> _Given request_: Determine how many lines of this material contain "mismatched". Give only the number.

--- START Data entries ---

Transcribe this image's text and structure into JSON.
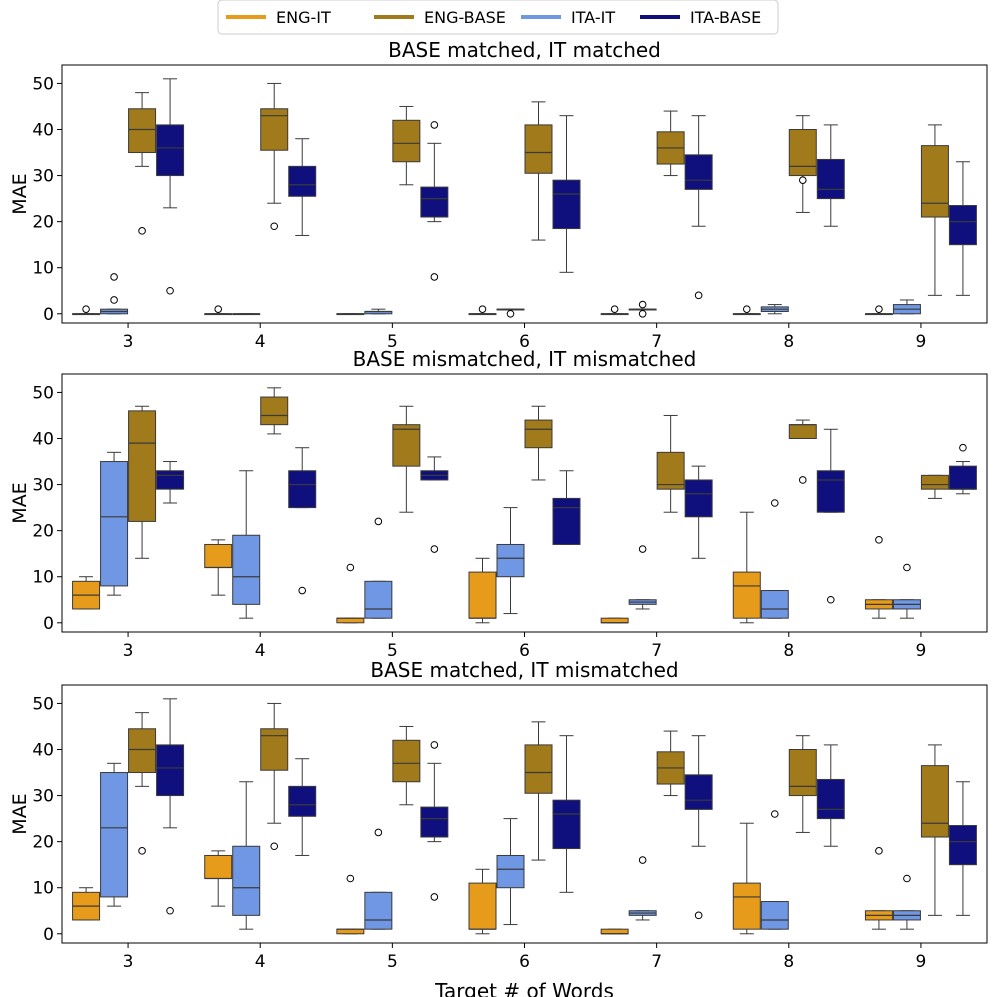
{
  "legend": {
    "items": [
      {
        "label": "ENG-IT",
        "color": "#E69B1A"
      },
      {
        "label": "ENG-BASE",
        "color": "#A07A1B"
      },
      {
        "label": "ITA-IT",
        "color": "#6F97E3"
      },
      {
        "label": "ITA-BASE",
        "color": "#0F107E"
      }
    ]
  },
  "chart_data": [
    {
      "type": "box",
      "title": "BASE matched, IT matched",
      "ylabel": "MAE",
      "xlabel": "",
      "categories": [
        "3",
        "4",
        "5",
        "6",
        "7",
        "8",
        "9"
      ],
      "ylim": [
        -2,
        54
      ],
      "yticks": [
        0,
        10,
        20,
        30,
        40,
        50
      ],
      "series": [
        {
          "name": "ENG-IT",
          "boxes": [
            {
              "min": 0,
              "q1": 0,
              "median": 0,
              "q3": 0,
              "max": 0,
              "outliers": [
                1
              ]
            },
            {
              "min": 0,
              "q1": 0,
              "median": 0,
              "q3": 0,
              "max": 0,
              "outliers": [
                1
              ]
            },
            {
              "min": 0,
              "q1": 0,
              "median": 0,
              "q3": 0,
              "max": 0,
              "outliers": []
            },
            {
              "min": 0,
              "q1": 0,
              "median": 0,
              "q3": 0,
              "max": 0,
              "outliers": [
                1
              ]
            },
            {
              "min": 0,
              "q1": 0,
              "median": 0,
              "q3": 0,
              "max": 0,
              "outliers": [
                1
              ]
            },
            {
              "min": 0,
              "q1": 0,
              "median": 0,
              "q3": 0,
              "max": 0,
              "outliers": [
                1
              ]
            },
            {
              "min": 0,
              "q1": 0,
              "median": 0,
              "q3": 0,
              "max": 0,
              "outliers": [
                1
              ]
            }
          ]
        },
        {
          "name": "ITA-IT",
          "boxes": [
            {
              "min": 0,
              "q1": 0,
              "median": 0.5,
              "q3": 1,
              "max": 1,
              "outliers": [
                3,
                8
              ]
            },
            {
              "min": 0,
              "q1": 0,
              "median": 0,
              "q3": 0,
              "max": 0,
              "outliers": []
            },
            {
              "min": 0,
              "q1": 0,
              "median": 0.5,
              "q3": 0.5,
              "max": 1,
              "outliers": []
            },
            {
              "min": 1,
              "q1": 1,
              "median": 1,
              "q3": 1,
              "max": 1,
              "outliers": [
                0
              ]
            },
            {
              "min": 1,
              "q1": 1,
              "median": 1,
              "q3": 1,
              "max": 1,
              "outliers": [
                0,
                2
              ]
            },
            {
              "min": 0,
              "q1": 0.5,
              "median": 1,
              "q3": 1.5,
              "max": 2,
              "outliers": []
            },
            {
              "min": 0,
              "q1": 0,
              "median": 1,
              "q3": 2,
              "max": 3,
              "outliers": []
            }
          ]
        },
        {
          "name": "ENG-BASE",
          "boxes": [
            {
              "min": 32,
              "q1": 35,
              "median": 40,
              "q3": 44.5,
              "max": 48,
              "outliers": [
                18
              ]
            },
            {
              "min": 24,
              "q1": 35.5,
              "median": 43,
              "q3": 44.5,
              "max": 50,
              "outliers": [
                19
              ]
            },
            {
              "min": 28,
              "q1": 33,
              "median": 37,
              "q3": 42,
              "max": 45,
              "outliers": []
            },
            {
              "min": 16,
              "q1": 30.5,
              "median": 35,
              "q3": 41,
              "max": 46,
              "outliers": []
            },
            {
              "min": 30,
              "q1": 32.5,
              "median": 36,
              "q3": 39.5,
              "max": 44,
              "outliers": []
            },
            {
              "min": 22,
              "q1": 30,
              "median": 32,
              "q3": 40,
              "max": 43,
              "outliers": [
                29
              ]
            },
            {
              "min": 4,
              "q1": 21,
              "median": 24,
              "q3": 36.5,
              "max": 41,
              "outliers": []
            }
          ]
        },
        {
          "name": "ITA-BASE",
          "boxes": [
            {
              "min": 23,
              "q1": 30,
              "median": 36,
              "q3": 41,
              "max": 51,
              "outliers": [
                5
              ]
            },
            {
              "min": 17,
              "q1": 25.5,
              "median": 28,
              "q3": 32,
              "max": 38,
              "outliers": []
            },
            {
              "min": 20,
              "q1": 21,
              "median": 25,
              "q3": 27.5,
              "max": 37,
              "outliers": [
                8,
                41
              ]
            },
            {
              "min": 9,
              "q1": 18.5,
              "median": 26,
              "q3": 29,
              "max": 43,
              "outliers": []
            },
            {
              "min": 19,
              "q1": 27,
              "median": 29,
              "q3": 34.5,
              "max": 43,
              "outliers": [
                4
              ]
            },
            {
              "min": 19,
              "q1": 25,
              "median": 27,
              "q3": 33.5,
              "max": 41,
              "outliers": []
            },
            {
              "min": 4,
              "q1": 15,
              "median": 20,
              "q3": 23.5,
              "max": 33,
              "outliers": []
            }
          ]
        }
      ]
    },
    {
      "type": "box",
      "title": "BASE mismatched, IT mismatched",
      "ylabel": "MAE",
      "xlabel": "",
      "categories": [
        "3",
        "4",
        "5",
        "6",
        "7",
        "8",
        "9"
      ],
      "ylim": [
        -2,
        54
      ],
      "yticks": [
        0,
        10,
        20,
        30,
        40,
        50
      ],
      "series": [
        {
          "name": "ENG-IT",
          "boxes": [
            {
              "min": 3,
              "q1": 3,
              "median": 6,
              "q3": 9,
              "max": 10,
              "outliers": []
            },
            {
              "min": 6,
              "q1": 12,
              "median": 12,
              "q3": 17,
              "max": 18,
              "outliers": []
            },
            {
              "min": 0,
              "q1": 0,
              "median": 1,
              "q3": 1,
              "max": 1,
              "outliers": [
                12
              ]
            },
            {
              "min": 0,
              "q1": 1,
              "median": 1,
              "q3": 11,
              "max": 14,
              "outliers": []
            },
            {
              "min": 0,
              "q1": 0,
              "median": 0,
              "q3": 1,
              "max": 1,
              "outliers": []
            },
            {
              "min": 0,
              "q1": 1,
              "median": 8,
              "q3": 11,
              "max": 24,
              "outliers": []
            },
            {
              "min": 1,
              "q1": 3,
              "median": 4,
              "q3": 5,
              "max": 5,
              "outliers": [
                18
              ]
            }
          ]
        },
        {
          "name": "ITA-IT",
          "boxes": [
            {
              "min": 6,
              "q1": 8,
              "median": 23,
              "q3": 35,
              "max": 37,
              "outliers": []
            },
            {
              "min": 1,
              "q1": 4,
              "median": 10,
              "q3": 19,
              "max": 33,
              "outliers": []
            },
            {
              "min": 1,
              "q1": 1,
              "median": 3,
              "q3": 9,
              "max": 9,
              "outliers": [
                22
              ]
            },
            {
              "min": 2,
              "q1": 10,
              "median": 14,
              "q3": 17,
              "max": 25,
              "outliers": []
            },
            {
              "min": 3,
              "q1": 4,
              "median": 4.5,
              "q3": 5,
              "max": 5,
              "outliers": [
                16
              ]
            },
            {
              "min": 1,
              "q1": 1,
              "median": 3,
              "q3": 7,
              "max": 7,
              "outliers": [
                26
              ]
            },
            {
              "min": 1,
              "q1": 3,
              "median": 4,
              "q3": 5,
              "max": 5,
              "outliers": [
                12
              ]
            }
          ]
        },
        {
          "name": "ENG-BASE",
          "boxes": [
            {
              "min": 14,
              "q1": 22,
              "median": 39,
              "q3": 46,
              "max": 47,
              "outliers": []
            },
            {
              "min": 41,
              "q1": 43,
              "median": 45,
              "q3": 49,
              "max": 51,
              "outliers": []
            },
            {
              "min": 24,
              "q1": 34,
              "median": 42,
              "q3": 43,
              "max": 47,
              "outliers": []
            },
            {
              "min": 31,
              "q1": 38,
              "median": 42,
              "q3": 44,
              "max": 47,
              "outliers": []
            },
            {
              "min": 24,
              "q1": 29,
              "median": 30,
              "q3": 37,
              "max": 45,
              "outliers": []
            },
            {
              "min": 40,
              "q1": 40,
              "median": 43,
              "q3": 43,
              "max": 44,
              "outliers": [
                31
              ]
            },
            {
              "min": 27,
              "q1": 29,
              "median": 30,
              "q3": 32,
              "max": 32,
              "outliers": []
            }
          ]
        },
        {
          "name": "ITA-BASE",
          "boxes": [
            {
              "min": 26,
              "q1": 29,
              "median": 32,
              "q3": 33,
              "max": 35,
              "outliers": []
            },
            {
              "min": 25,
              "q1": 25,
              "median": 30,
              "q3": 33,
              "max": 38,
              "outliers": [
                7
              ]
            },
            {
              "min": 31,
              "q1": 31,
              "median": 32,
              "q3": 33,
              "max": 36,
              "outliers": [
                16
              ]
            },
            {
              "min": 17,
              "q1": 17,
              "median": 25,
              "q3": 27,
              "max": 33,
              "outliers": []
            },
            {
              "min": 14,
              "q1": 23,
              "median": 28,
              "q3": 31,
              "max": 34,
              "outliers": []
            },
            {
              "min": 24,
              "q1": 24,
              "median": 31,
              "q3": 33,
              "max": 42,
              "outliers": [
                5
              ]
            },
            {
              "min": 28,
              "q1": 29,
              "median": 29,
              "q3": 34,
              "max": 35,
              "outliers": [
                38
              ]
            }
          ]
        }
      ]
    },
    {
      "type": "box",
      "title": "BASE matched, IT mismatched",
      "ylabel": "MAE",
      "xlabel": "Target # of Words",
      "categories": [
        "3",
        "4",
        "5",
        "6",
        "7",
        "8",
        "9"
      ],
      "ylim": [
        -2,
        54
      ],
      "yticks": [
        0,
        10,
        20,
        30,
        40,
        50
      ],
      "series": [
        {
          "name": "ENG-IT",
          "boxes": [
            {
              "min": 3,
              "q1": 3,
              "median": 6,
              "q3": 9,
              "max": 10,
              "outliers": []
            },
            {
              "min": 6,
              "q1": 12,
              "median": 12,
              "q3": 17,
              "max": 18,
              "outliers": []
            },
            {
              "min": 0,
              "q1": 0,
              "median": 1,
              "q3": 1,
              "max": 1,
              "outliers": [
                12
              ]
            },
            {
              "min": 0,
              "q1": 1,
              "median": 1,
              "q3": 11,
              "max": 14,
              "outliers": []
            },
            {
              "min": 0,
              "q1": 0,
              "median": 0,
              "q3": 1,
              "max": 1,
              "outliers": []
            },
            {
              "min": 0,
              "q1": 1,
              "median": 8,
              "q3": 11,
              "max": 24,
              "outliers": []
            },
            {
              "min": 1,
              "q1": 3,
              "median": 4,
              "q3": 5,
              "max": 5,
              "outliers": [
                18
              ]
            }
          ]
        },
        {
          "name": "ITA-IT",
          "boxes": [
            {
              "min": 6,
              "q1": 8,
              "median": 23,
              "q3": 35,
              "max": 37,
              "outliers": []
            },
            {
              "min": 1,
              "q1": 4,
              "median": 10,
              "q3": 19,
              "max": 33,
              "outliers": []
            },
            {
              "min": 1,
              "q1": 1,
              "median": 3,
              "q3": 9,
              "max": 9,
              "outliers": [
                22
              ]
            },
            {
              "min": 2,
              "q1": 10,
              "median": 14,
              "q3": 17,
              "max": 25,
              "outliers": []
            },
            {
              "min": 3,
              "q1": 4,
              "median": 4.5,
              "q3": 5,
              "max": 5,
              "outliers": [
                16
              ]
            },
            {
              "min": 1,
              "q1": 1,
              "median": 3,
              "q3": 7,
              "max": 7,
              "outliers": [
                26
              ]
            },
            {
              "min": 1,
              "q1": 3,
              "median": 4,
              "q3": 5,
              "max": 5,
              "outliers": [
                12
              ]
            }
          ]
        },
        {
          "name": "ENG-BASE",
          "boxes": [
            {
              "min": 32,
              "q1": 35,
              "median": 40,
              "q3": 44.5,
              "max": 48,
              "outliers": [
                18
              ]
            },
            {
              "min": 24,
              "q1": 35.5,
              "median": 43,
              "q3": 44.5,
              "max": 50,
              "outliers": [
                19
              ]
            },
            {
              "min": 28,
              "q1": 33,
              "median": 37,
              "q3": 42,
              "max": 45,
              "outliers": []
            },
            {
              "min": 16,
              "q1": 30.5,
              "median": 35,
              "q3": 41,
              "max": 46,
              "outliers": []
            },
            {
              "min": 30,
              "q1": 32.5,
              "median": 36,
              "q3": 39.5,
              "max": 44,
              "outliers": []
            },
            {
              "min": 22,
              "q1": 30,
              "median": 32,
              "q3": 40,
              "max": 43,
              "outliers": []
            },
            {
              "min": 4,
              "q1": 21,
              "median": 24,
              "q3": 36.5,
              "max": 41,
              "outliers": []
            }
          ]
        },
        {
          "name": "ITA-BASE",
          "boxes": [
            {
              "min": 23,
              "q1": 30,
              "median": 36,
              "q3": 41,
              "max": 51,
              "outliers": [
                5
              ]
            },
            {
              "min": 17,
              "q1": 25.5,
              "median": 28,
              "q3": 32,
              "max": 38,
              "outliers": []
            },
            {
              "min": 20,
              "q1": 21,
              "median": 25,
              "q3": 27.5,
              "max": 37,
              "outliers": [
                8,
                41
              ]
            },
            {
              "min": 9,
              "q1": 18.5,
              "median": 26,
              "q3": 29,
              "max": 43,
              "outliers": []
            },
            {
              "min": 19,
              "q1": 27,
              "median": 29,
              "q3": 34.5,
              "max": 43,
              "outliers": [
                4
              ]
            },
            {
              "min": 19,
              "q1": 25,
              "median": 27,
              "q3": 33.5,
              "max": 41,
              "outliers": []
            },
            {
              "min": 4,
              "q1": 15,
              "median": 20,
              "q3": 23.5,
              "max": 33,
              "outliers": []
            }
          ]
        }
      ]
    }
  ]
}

--- END Data entries ---

> _Expected answer_: 2